-- Start Information supplied --

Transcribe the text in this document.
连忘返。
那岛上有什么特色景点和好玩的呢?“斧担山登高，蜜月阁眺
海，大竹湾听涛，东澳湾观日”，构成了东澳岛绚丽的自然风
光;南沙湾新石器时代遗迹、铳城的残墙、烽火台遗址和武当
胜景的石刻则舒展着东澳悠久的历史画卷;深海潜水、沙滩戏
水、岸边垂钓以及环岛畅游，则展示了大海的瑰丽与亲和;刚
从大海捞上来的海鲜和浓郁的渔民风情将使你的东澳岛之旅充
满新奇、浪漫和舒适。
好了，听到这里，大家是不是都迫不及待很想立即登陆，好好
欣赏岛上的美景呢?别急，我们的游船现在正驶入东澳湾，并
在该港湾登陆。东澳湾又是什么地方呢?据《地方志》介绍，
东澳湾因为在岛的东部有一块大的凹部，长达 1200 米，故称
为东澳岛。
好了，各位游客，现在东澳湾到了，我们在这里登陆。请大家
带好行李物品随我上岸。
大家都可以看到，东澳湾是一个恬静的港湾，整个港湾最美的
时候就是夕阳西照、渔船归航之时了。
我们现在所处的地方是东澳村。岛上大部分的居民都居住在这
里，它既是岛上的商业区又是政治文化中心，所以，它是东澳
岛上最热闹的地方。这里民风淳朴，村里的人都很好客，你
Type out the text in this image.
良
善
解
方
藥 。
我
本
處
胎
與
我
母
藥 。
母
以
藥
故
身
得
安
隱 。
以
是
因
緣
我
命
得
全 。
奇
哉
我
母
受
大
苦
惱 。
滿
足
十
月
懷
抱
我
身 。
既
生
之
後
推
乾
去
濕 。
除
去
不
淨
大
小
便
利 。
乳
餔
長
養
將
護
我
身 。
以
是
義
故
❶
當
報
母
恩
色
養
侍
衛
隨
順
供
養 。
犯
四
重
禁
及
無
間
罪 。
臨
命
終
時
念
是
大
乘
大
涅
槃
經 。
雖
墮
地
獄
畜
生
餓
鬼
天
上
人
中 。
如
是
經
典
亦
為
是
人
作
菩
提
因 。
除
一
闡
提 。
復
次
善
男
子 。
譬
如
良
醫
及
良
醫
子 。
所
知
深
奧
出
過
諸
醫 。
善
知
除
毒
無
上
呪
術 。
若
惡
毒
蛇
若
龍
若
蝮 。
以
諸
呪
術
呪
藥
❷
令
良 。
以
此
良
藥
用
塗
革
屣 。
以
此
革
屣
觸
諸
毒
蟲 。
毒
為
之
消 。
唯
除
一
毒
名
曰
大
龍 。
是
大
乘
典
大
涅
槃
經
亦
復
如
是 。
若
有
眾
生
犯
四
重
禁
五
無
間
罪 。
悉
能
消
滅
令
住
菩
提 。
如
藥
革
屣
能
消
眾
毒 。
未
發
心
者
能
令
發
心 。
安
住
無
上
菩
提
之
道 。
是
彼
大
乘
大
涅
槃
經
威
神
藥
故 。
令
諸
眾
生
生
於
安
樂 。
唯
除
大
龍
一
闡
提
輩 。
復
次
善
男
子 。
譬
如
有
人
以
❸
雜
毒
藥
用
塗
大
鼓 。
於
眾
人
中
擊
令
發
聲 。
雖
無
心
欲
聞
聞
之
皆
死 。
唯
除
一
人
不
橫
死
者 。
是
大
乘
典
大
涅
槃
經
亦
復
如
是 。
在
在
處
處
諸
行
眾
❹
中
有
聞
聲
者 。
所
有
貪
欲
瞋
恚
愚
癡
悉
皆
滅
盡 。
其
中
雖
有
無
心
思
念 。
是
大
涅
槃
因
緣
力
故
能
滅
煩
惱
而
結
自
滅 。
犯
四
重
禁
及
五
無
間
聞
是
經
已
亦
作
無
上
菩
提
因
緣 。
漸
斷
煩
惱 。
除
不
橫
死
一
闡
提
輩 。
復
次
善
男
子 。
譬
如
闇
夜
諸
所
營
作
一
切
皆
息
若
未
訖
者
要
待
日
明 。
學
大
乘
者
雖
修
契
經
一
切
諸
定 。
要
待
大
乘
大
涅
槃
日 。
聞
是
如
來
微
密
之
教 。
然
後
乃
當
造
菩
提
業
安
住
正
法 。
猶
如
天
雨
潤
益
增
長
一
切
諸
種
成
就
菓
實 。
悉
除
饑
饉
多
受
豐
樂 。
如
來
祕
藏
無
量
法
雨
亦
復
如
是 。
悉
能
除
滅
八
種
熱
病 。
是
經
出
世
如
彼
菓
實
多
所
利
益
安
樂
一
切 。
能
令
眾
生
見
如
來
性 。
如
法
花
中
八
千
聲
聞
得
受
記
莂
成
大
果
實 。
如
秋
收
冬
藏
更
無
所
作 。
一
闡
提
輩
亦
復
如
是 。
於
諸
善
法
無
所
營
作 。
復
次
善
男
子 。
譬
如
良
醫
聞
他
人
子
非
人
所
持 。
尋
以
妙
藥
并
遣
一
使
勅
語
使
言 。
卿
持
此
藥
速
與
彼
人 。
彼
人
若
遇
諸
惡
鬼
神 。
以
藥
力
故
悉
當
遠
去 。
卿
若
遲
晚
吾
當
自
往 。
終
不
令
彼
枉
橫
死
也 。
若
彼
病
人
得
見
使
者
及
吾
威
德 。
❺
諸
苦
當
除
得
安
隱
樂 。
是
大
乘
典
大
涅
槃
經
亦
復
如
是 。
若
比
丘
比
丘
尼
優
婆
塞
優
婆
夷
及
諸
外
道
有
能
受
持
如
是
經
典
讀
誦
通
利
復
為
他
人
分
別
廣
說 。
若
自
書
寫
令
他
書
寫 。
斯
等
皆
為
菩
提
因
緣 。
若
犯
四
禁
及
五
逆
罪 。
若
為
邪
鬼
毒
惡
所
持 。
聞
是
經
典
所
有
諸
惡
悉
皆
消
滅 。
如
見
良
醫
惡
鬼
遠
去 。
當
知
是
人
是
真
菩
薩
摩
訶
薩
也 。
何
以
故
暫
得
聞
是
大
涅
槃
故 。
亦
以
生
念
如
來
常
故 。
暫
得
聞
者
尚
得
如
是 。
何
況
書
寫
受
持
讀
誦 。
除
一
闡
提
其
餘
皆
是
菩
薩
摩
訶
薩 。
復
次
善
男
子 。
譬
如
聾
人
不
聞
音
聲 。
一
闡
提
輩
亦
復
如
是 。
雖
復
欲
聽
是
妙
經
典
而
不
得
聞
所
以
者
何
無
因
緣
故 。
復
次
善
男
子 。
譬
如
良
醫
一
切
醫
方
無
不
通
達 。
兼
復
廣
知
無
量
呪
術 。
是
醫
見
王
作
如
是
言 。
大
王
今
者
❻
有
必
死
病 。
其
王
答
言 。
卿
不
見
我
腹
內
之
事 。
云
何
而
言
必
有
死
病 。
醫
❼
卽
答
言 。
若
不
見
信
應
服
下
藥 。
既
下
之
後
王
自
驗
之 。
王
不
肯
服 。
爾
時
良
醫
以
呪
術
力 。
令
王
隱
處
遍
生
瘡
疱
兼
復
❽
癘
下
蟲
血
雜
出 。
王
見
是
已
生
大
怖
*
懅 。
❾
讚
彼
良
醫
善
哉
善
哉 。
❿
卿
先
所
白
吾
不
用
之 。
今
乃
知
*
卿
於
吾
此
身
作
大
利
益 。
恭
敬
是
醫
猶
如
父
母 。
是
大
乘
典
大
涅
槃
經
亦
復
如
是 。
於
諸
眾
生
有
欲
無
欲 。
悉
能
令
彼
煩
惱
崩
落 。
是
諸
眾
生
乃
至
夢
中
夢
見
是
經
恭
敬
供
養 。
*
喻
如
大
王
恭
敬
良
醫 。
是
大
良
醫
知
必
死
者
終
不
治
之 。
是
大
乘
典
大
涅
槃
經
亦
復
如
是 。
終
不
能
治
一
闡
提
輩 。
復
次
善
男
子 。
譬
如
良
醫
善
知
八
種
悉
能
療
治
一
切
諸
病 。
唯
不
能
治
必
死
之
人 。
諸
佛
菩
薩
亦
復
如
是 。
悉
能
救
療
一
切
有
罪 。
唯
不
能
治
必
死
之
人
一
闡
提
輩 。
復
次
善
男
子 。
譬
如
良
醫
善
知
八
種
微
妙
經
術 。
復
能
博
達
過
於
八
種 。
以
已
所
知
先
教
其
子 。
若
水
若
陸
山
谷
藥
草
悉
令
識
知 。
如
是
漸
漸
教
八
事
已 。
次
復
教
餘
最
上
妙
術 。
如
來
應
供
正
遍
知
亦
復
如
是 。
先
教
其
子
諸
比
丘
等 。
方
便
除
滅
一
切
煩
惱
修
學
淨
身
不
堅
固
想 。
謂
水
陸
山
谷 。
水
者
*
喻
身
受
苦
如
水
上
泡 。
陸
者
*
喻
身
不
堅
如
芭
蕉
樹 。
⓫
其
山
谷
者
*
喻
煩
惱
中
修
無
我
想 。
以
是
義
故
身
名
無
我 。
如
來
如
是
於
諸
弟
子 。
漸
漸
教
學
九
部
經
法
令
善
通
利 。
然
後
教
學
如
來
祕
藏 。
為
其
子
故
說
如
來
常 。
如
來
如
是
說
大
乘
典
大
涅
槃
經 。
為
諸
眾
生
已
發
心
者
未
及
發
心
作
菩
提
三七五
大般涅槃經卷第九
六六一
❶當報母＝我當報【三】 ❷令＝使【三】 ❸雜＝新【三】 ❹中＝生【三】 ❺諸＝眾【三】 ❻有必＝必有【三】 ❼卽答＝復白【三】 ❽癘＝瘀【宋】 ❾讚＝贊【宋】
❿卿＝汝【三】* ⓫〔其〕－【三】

-- End Information supplied --

> _Aim_
Look through the data and show every line containing "text".

> _Finished answer_
Transcribe the text in this document.
Type out the text in this image.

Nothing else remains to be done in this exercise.